Nacque a Larissa nel 1869, studiò letteratura e filosofia ebraica a Salonicco. Dal 1892 fu rabbino della comunità ebraica di Volos.[1][2] All'inizio del XX secolo, la città di Volos aveva una vivace comunità ebraica: da circa 500 persone note nel 1896, salì a circa 2.000 nel 1930, prima di diminuire drasticamente a 882 membri nel 1940 per l'emigrazione avvenuta principalmente verso le grandi città come Salonicco e Atene, o all'estero.[3] Nel 1939, fu insignito della Croce d'Oro dell'Ordine della Fenice da re Giorgio II di Grecia.[2]
Dopo l'invasione tedesca della Grecia nell'aprile 1941, fu attivo in clandestinità aiutando gli Alleati a fuggire dalla Grecia occupata verso il Medio Oriente.[2] Durante i primi anni dell'occupazione, Volos era controllata dall'esercito italiano. Nel 1943, quando i tedeschi iniziarono a deportare gli ebrei nella zona di occupazione, a Salonicco e in Macedonia, in città arrivarono alcuni rifugiati e molti ebrei di Volos fuggirono verso Atene o nella campagna circostante.
————
• _Breve compito 1_
Trascriva fedelmente tutte le righe dell'elenco che segue, omettendo le immagini.

[Estratto da un insieme di dati]
————
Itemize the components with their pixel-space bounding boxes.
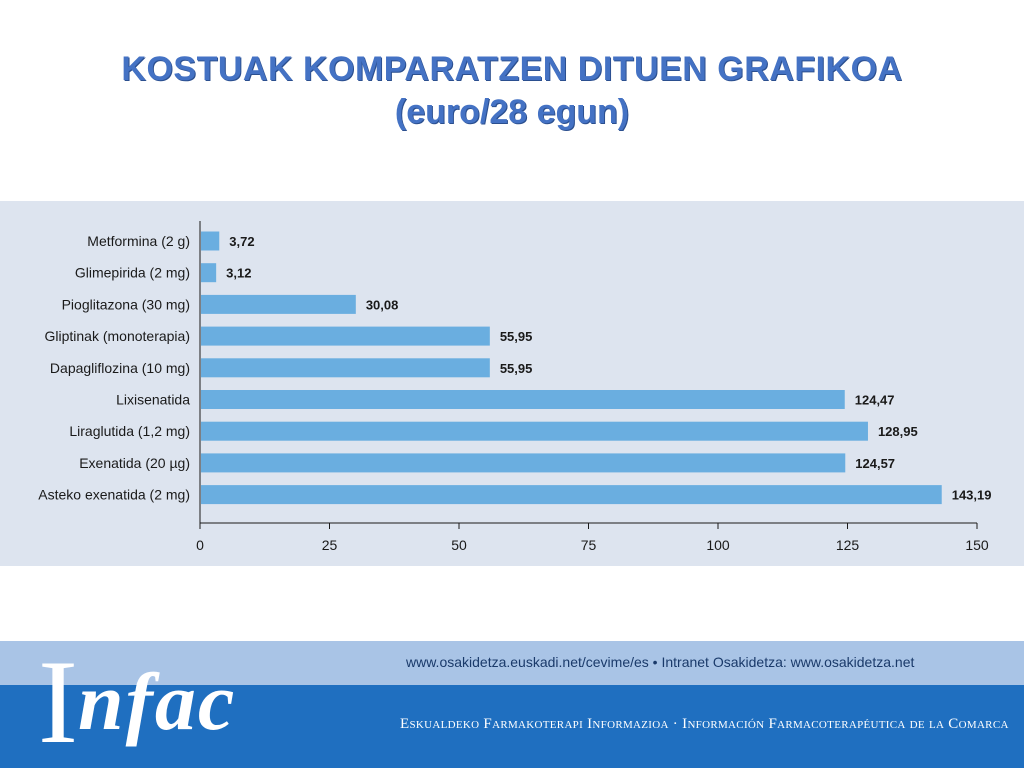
- bar-chart: Metformina (2 g) 3,72 Glimepirida (2 mg) 3,…: [38, 221, 992, 553]
- category-label: Asteko exenatida (2 mg): [38, 487, 190, 503]
- category-label: Lixisenatida: [116, 392, 190, 408]
- title-line-2: (euro/28 egun): [394, 93, 630, 131]
- bar: [201, 294, 356, 314]
- infac-logo: Infac: [38, 642, 338, 762]
- category-label: Metformina (2 g): [87, 233, 190, 249]
- value-label: 128,95: [878, 424, 918, 439]
- x-tick-label: 150: [965, 537, 989, 553]
- bar: [201, 421, 868, 441]
- value-label: 55,95: [500, 329, 533, 344]
- category-label: Gliptinak (monoterapia): [44, 328, 190, 344]
- footer-links[interactable]: www.osakidetza.euskadi.net/cevime/es • I…: [406, 654, 915, 670]
- x-tick-label: 125: [836, 537, 860, 553]
- value-label: 143,19: [952, 488, 992, 503]
- value-label: 30,08: [366, 297, 399, 312]
- x-tick-label: 0: [196, 537, 204, 553]
- value-label: 124,57: [855, 456, 895, 471]
- value-label: 124,47: [855, 393, 895, 408]
- x-tick-label: 25: [322, 537, 338, 553]
- x-tick-label: 50: [451, 537, 467, 553]
- logo-rest: nfac: [77, 656, 237, 747]
- category-label: Dapagliflozina (10 mg): [50, 360, 190, 376]
- page-title: KOSTUAK KOMPARATZEN DITUEN GRAFIKOA (eur…: [0, 48, 1024, 134]
- bar: [201, 326, 490, 346]
- value-label: 55,95: [500, 361, 533, 376]
- bar: [201, 231, 220, 251]
- value-label: 3,72: [229, 234, 254, 249]
- footer-top-band: [0, 641, 1024, 685]
- category-label: Pioglitazona (30 mg): [62, 296, 190, 312]
- x-tick-label: 100: [706, 537, 730, 553]
- chart-panel: Metformina (2 g) 3,72 Glimepirida (2 mg) 3,…: [0, 201, 1024, 566]
- category-label: Glimepirida (2 mg): [75, 265, 190, 281]
- footer-bottom-band: [0, 685, 1024, 768]
- footer-tagline: Eskualdeko Farmakoterapi Informazioa · I…: [400, 716, 1009, 732]
- bar: [201, 453, 846, 473]
- x-tick-label: 75: [581, 537, 597, 553]
- value-label: 3,12: [226, 266, 251, 281]
- title-line-1: KOSTUAK KOMPARATZEN DITUEN GRAFIKOA: [121, 50, 903, 88]
- bar: [201, 485, 942, 505]
- bar: [201, 358, 490, 378]
- logo-initial: I: [38, 635, 78, 768]
- bar: [201, 263, 217, 283]
- bar: [201, 390, 845, 409]
- category-label: Liraglutida (1,2 mg): [69, 423, 190, 439]
- category-label: Exenatida (20 µg): [79, 455, 190, 471]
————
• _Breve compito 2_
In base al brano sul rabbino di Volos, risponda alle seguenti domande:
(a) In quale città e in quale anno nacque il rabbino?
(b) Quanti membri contava la comunità ebraica di Volos nel 1940?
(c) Quale onorificenza ricevette nel 1939?

• _Risultato 1_
Itemize the components with their pixel-space bounding boxes.
- bar-chart: Metformina (2 g) 3,72 Glimepirida (2 mg) 3,…: [38, 221, 992, 553]
- category-label: Asteko exenatida (2 mg): [38, 487, 190, 503]
- category-label: Lixisenatida: [116, 392, 190, 408]
- title-line-2: (euro/28 egun): [394, 93, 630, 131]
- bar: [201, 294, 356, 314]
- infac-logo: Infac: [38, 642, 338, 762]
- category-label: Metformina (2 g): [87, 233, 190, 249]
- value-label: 128,95: [878, 424, 918, 439]
- x-tick-label: 150: [965, 537, 989, 553]
- bar: [201, 421, 868, 441]
- value-label: 55,95: [500, 329, 533, 344]
- category-label: Gliptinak (monoterapia): [44, 328, 190, 344]
- footer-links[interactable]: www.osakidetza.euskadi.net/cevime/es • I…: [406, 654, 915, 670]
- x-tick-label: 125: [836, 537, 860, 553]
- value-label: 143,19: [952, 488, 992, 503]
- value-label: 30,08: [366, 297, 399, 312]
- x-tick-label: 0: [196, 537, 204, 553]
- value-label: 124,57: [855, 456, 895, 471]
- value-label: 124,47: [855, 393, 895, 408]
- x-tick-label: 25: [322, 537, 338, 553]
- x-tick-label: 50: [451, 537, 467, 553]
- logo-rest: nfac: [77, 656, 237, 747]
- category-label: Dapagliflozina (10 mg): [50, 360, 190, 376]
- page-title: KOSTUAK KOMPARATZEN DITUEN GRAFIKOA (eur…: [0, 48, 1024, 134]
- bar: [201, 326, 490, 346]
- value-label: 55,95: [500, 361, 533, 376]
- bar: [201, 231, 220, 251]
- value-label: 3,72: [229, 234, 254, 249]
- footer-top-band: [0, 641, 1024, 685]
- category-label: Pioglitazona (30 mg): [62, 296, 190, 312]
- x-tick-label: 100: [706, 537, 730, 553]
- chart-panel: Metformina (2 g) 3,72 Glimepirida (2 mg) 3,…: [0, 201, 1024, 566]
- category-label: Glimepirida (2 mg): [75, 265, 190, 281]
- footer-bottom-band: [0, 685, 1024, 768]
- footer-tagline: Eskualdeko Farmakoterapi Informazioa · I…: [400, 716, 1009, 732]
- bar: [201, 453, 846, 473]
- x-tick-label: 75: [581, 537, 597, 553]
- value-label: 3,12: [226, 266, 251, 281]
- title-line-1: KOSTUAK KOMPARATZEN DITUEN GRAFIKOA: [121, 50, 903, 88]
- bar: [201, 485, 942, 505]
- bar: [201, 358, 490, 378]
- logo-initial: I: [38, 635, 78, 768]
- bar: [201, 263, 217, 283]
- bar: [201, 390, 845, 409]
- category-label: Liraglutida (1,2 mg): [69, 423, 190, 439]
- category-label: Exenatida (20 µg): [79, 455, 190, 471]

• _Risultato 2_
(a) A Larissa, nel 1869.
(b) 882 membri.
(c) La Croce d'Oro dell'Ordine della Fenice, conferitagli da re Giorgio II di Grecia.